In the data below, find the line containing "Serialize everything readable"; reproduce that line and all subsequent lines exactly, and nothing else.

────────

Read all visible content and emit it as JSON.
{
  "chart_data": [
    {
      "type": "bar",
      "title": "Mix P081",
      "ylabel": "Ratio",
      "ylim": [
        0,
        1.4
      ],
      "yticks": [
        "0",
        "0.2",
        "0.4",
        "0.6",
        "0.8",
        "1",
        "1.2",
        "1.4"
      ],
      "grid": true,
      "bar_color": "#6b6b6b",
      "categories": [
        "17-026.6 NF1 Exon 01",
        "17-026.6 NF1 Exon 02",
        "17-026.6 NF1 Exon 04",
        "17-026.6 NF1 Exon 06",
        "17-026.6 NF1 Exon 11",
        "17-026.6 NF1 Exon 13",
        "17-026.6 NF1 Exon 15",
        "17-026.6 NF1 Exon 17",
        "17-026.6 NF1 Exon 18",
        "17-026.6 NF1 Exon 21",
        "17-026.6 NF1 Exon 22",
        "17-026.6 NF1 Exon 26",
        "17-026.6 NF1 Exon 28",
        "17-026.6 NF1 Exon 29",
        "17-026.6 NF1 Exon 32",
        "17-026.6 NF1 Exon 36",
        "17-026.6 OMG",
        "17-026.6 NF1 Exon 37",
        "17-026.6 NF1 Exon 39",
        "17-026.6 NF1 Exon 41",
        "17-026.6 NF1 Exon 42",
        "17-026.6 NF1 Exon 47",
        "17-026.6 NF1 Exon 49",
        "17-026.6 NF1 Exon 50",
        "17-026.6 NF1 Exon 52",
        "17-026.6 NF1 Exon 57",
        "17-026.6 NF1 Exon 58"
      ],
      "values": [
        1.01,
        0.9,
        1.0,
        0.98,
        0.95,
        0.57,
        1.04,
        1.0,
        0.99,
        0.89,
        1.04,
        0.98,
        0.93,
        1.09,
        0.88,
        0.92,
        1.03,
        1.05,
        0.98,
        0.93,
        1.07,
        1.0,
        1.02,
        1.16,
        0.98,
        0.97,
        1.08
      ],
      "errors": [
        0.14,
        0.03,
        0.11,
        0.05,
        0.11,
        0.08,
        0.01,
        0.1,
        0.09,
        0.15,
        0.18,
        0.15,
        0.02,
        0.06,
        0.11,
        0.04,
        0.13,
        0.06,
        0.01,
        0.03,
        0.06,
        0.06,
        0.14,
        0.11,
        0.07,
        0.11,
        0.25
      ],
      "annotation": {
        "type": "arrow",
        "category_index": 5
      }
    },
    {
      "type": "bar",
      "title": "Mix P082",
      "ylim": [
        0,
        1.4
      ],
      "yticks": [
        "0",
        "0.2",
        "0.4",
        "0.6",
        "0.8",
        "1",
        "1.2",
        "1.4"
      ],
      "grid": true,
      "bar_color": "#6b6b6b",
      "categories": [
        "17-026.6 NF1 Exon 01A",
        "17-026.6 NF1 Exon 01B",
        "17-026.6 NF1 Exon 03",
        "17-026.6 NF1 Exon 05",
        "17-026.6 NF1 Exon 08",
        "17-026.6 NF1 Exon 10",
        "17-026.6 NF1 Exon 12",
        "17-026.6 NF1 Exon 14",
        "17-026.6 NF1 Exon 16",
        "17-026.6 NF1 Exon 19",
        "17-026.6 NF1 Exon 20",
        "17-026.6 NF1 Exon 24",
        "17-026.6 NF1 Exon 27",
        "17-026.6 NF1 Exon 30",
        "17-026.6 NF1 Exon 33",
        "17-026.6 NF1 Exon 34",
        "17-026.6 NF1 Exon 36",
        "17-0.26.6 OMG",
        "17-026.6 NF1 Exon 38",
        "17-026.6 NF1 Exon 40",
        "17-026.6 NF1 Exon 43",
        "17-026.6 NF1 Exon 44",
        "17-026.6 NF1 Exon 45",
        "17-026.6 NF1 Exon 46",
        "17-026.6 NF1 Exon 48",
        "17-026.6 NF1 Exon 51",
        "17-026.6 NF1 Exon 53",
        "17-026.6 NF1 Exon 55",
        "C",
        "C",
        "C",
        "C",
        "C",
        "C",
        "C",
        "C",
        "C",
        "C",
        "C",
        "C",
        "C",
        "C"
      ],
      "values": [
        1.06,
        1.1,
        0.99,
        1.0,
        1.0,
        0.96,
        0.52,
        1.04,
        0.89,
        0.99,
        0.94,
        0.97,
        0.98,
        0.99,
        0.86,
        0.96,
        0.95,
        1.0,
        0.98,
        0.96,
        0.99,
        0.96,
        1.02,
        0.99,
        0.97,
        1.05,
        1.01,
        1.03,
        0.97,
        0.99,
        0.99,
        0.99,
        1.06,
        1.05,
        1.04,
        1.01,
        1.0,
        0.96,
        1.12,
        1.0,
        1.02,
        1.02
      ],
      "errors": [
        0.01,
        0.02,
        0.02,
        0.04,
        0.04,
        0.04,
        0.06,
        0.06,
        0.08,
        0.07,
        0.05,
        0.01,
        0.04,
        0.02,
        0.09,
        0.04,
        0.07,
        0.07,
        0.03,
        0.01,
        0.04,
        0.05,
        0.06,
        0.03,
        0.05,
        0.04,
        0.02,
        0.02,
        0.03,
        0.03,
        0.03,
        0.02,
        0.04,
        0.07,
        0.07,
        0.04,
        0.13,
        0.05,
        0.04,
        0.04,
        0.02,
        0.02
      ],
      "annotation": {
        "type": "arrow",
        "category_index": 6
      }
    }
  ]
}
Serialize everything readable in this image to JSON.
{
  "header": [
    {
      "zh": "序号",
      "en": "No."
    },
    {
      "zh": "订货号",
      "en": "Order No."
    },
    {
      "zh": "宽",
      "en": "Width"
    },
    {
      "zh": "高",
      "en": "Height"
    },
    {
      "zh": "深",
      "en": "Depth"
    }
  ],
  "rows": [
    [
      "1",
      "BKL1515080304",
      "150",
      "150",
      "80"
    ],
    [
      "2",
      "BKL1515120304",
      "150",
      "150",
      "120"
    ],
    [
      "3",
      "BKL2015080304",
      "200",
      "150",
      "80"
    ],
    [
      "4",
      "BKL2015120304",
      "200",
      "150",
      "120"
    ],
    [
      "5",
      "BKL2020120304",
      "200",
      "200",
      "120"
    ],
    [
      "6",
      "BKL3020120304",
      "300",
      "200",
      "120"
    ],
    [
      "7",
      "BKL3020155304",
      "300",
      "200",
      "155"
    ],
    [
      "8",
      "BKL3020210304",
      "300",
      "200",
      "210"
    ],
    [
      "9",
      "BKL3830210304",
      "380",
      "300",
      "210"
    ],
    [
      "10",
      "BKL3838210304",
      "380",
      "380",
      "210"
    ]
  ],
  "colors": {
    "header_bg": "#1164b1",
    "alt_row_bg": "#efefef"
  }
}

────────

- [FULL SOLUTION]
Serialize everything readable in this image to JSON.
{
  "header": [
    {
      "zh": "序号",
      "en": "No."
    },
    {
      "zh": "订货号",
      "en": "Order No."
    },
    {
      "zh": "宽",
      "en": "Width"
    },
    {
      "zh": "高",
      "en": "Height"
    },
    {
      "zh": "深",
      "en": "Depth"
    }
  ],
  "rows": [
    [
      "1",
      "BKL1515080304",
      "150",
      "150",
      "80"
    ],
    [
      "2",
      "BKL1515120304",
      "150",
      "150",
      "120"
    ],
    [
      "3",
      "BKL2015080304",
      "200",
      "150",
      "80"
    ],
    [
      "4",
      "BKL2015120304",
      "200",
      "150",
      "120"
    ],
    [
      "5",
      "BKL2020120304",
      "200",
      "200",
      "120"
    ],
    [
      "6",
      "BKL3020120304",
      "300",
      "200",
      "120"
    ],
    [
      "7",
      "BKL3020155304",
      "300",
      "200",
      "155"
    ],
    [
      "8",
      "BKL3020210304",
      "300",
      "200",
      "210"
    ],
    [
      "9",
      "BKL3830210304",
      "380",
      "300",
      "210"
    ],
    [
      "10",
      "BKL3838210304",
      "380",
      "380",
      "210"
    ]
  ],
  "colors": {
    "header_bg": "#1164b1",
    "alt_row_bg": "#efefef"
  }
}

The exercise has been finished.